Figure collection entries
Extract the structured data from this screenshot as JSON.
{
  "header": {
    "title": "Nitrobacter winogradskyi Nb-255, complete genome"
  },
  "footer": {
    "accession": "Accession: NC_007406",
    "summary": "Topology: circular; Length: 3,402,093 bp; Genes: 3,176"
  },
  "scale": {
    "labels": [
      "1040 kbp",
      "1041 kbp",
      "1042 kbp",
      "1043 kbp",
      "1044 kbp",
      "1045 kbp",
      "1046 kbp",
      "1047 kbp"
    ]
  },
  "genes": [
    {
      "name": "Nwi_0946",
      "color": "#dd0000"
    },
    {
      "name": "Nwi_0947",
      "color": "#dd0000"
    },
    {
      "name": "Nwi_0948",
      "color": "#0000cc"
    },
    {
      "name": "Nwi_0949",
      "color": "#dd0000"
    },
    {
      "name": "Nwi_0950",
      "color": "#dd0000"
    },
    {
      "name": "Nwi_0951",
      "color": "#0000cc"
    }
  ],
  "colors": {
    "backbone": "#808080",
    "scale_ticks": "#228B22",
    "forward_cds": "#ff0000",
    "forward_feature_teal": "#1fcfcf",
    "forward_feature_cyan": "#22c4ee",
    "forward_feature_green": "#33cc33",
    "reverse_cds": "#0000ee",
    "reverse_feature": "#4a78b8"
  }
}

### DIRECTIONS
Would you please return all lines of the data that include the word "name"?

### EXPECTED OUTPUT
      "name": "Nwi_0946",
      "name": "Nwi_0947",
      "name": "Nwi_0948",
      "name": "Nwi_0949",
      "name": "Nwi_0950",
      "name": "Nwi_0951",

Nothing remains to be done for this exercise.